**Directions for this task:** Pick out each line containing the string "ngày" and copy it.

# START OF Records for this task

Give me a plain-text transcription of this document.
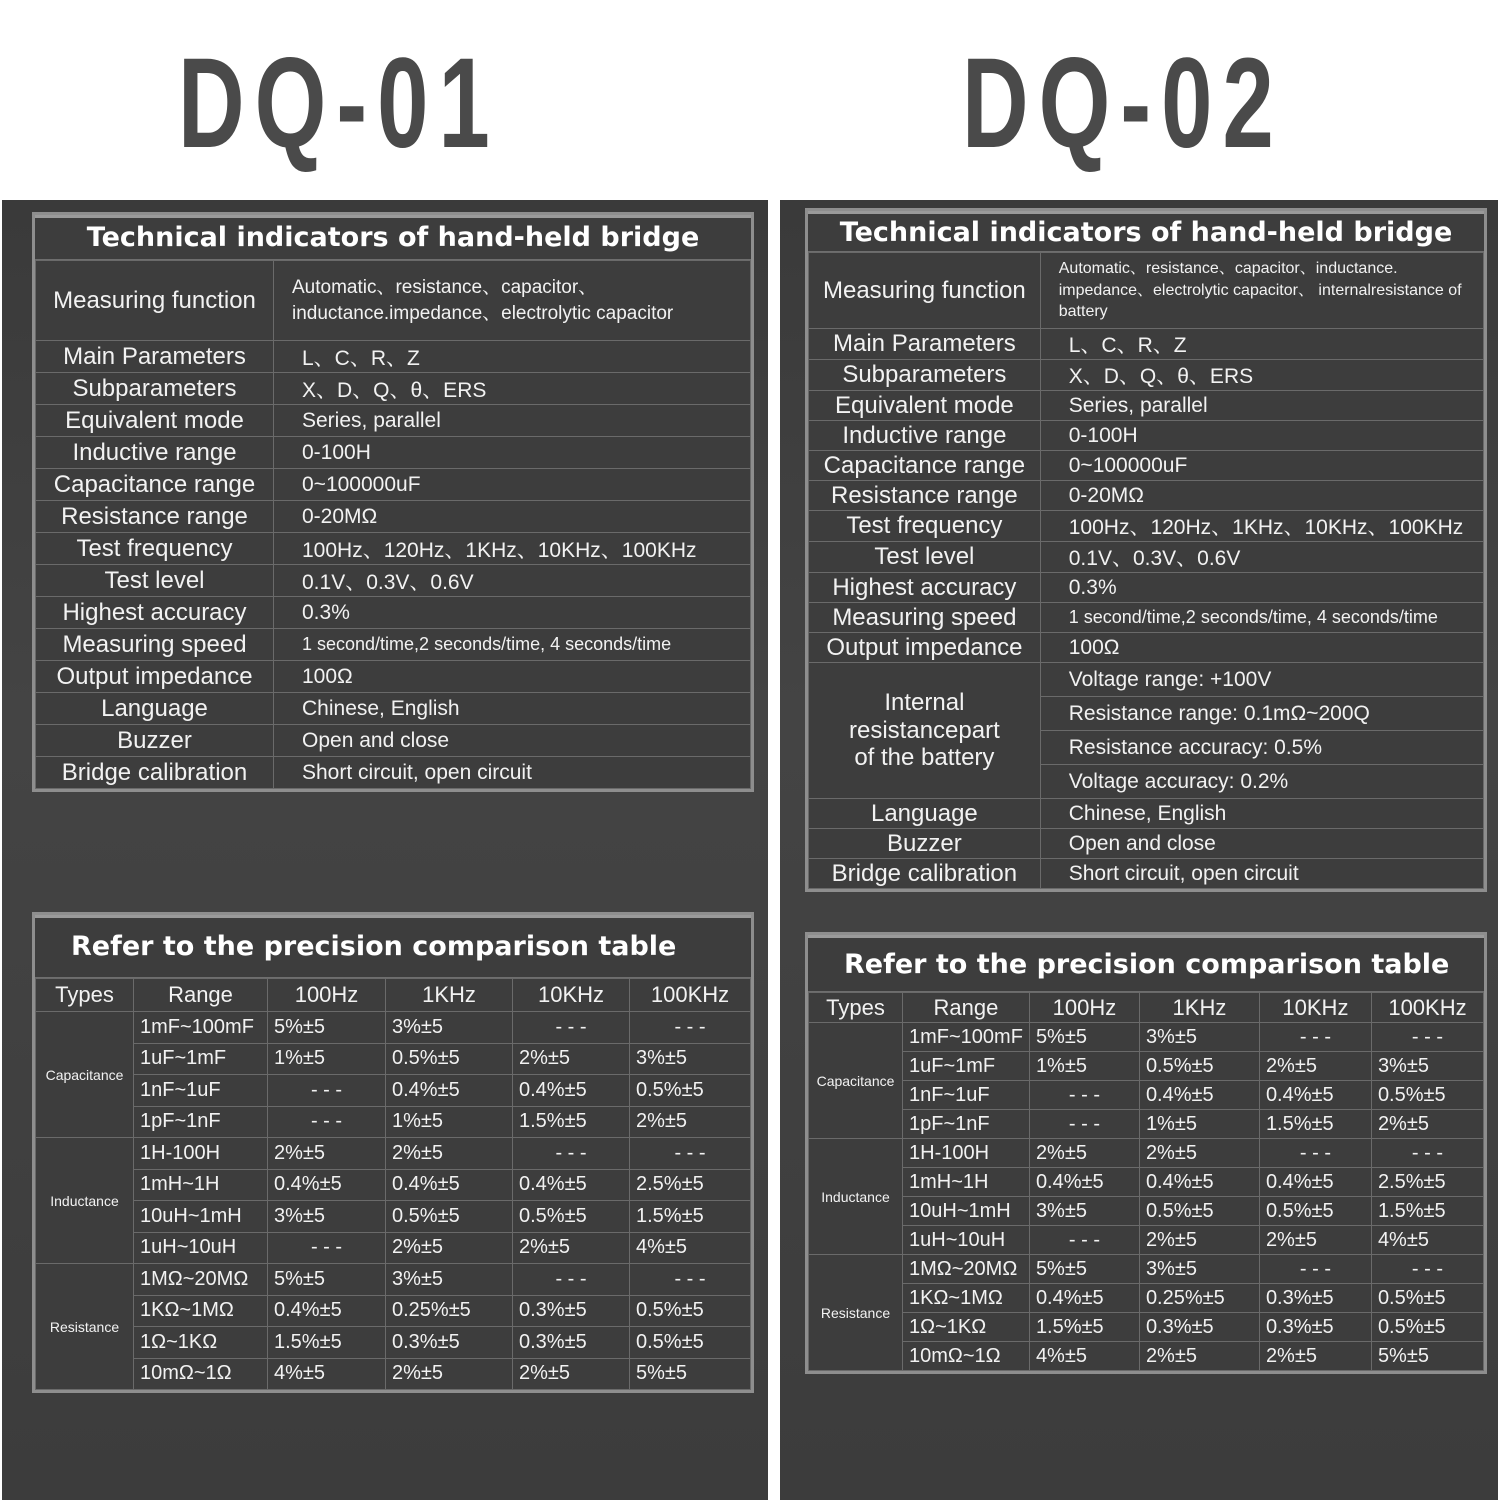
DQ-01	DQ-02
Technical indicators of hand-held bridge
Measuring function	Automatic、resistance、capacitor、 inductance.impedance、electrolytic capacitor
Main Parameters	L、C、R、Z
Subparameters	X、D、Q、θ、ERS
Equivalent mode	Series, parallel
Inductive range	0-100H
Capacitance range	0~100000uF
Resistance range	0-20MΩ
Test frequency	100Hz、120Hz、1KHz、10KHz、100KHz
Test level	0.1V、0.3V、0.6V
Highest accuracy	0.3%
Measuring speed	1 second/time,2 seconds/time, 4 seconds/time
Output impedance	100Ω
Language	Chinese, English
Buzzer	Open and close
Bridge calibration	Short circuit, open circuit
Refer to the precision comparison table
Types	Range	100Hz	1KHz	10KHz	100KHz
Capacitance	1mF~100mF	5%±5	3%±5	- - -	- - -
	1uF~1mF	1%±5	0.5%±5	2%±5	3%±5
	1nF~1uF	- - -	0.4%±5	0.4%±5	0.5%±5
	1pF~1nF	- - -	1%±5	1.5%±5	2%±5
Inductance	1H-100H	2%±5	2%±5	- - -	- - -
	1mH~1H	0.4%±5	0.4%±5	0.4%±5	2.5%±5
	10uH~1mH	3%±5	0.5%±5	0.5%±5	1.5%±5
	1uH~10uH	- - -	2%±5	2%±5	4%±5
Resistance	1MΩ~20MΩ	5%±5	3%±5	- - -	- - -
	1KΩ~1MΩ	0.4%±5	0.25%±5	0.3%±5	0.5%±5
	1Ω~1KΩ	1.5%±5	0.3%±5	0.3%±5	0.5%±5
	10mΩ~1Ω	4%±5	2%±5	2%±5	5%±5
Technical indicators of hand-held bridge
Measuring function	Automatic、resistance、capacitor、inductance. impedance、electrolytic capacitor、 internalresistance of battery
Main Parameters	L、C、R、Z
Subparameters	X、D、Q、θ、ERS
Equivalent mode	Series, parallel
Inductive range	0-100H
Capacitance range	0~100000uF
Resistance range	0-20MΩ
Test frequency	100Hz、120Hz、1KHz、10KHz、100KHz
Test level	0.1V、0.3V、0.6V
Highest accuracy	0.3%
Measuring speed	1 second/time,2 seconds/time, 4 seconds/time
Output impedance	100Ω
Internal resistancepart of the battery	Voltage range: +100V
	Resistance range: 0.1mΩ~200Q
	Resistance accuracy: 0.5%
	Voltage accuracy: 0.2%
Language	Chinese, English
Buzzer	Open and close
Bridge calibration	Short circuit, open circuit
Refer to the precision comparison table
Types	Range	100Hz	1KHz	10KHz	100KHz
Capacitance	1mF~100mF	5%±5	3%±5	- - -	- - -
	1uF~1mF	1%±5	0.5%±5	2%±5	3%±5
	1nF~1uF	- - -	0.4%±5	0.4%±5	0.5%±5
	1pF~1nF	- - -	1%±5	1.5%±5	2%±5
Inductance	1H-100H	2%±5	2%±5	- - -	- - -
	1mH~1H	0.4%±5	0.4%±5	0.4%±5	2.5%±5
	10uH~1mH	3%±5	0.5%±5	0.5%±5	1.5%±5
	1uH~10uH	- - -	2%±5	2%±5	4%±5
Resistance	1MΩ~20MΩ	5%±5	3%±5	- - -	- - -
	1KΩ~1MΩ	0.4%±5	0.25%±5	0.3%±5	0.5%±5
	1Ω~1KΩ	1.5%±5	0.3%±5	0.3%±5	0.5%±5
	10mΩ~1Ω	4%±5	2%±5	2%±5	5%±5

# END OF Records for this task
# START OF Records for this task

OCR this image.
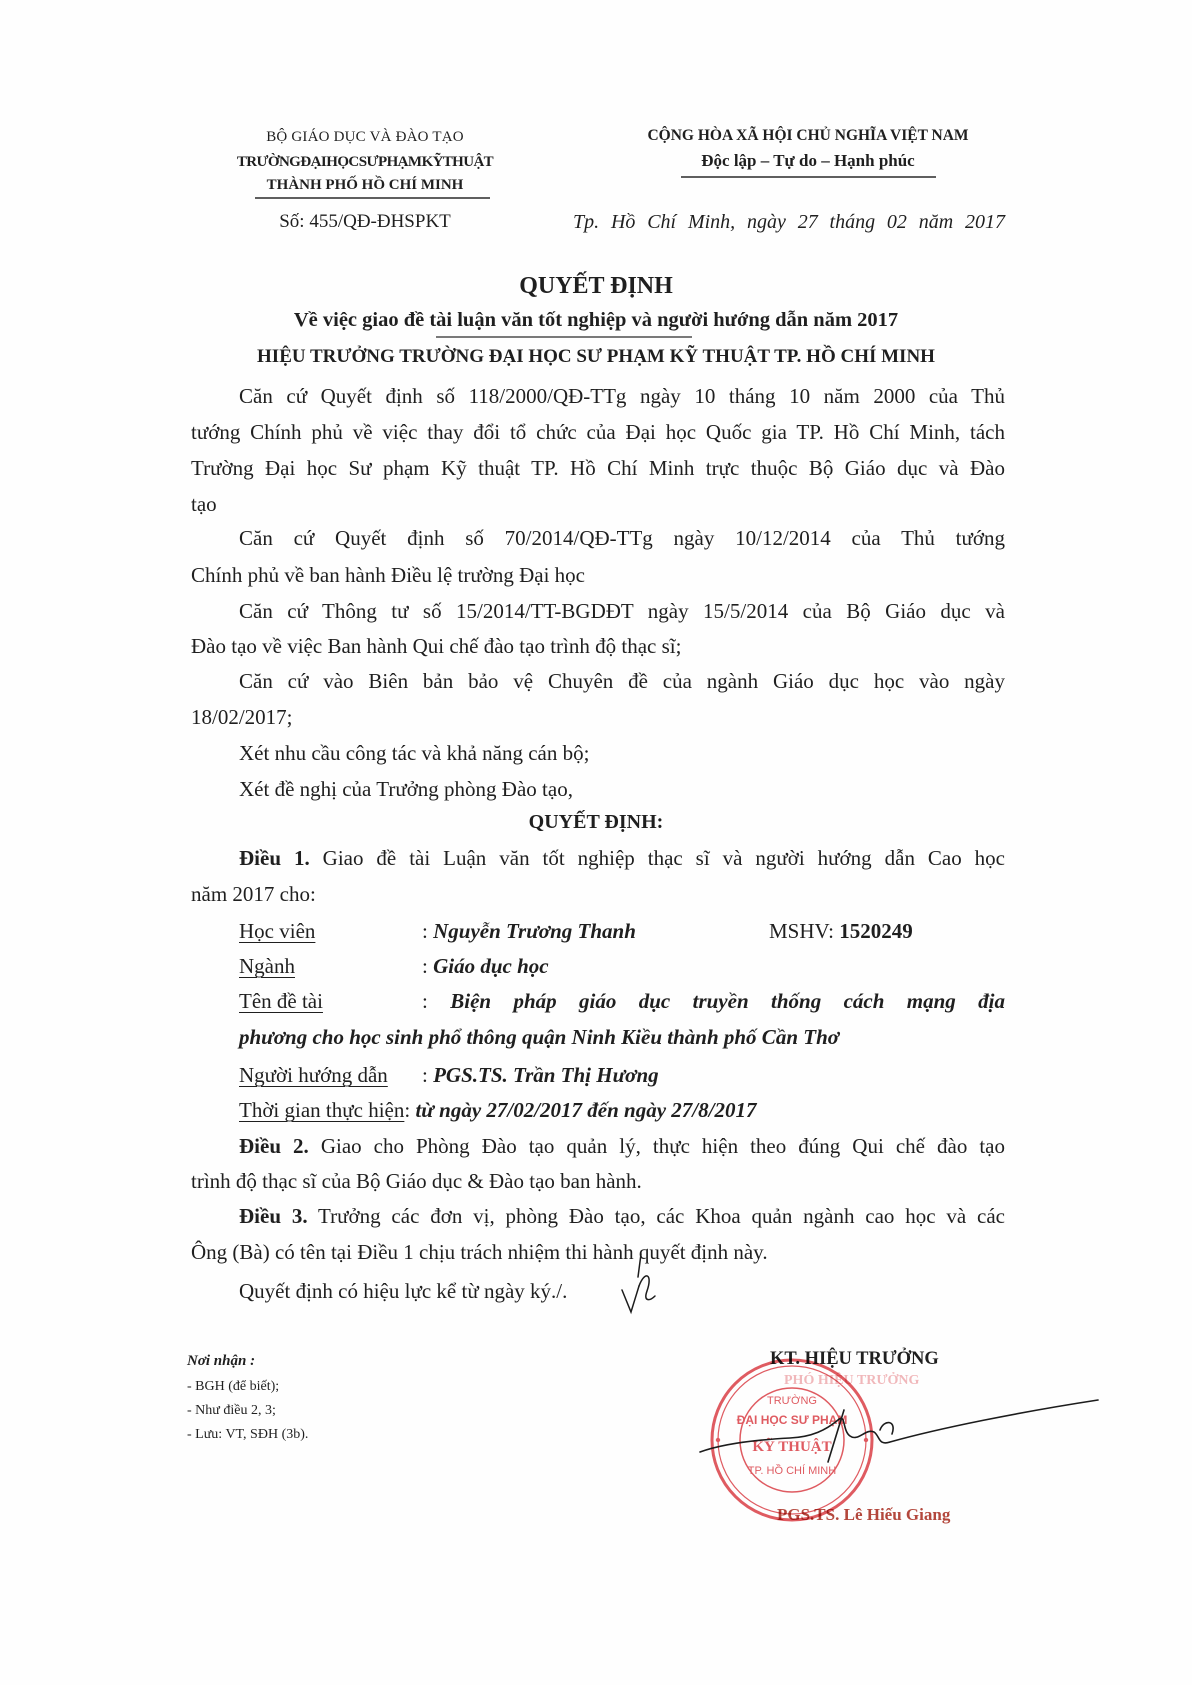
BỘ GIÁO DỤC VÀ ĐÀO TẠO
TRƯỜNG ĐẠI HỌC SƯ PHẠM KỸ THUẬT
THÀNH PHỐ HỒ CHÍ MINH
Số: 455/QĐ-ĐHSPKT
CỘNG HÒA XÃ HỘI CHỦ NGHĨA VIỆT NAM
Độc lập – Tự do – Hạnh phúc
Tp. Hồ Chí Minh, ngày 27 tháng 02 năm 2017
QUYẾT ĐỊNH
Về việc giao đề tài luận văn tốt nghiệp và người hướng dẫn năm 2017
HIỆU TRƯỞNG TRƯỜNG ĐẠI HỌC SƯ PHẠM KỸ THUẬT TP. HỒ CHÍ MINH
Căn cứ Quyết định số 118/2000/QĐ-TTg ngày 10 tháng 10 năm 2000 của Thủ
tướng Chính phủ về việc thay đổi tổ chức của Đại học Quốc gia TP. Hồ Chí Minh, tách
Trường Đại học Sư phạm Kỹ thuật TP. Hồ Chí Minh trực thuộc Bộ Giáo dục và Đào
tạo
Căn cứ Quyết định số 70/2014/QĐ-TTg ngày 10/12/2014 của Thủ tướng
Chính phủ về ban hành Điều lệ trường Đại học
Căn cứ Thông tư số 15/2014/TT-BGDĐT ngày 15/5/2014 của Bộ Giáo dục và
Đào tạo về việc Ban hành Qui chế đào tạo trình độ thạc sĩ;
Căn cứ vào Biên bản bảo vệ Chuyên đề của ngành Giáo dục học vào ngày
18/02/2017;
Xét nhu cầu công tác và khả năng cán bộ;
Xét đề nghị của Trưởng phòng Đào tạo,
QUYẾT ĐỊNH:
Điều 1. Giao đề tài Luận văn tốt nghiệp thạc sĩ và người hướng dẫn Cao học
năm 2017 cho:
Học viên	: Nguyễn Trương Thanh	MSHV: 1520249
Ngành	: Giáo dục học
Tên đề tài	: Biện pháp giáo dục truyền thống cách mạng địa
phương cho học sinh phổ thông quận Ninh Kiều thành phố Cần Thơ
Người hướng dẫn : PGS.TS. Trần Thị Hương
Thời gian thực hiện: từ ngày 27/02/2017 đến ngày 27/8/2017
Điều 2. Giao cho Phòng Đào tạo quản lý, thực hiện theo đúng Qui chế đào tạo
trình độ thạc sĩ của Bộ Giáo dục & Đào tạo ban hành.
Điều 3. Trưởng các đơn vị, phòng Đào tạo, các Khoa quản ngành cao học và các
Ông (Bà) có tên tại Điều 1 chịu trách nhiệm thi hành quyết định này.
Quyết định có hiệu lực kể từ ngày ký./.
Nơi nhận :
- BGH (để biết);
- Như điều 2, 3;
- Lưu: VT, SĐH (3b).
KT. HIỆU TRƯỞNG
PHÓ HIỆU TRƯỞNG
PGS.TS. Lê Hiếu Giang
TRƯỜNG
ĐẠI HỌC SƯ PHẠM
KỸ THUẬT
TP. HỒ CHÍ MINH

# END OF Records for this task
# START OF Records for this task

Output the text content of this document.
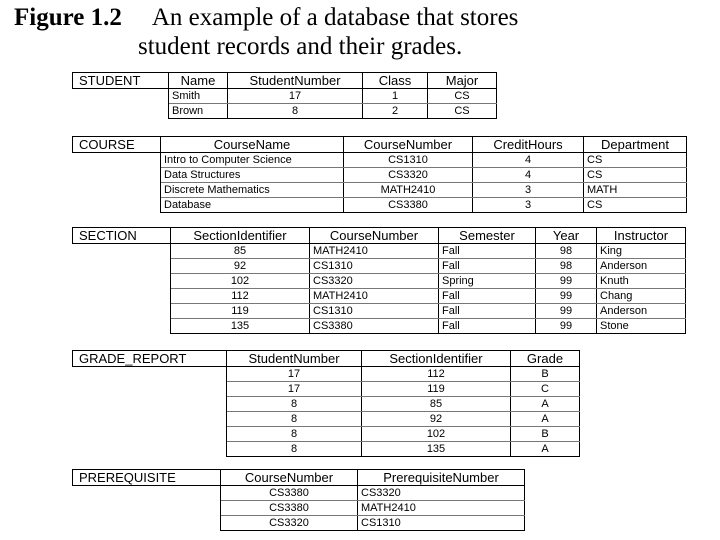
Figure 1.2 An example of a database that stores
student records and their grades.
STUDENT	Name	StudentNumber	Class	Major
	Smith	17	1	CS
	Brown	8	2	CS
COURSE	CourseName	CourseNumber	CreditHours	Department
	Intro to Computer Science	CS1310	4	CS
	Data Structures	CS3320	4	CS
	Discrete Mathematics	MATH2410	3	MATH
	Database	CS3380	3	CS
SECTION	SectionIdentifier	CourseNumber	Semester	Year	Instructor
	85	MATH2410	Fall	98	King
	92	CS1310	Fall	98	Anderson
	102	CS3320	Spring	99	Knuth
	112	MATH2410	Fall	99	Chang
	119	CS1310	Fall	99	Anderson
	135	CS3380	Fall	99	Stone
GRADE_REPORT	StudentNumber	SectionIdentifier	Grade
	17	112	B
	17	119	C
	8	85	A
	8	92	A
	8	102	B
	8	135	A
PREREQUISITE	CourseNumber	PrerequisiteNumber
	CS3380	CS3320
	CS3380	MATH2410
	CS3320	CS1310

# END OF Records for this task

**The reply:**
Tp. Hồ Chí Minh, ngày 27 tháng 02 năm 2017
Căn cứ Quyết định số 118/2000/QĐ-TTg ngày 10 tháng 10 năm 2000 của Thủ
Căn cứ Quyết định số 70/2014/QĐ-TTg ngày 10/12/2014 của Thủ tướng
Căn cứ Thông tư số 15/2014/TT-BGDĐT ngày 15/5/2014 của Bộ Giáo dục và
Căn cứ vào Biên bản bảo vệ Chuyên đề của ngành Giáo dục học vào ngày
Thời gian thực hiện: từ ngày 27/02/2017 đến ngày 27/8/2017
Quyết định có hiệu lực kể từ ngày ký./.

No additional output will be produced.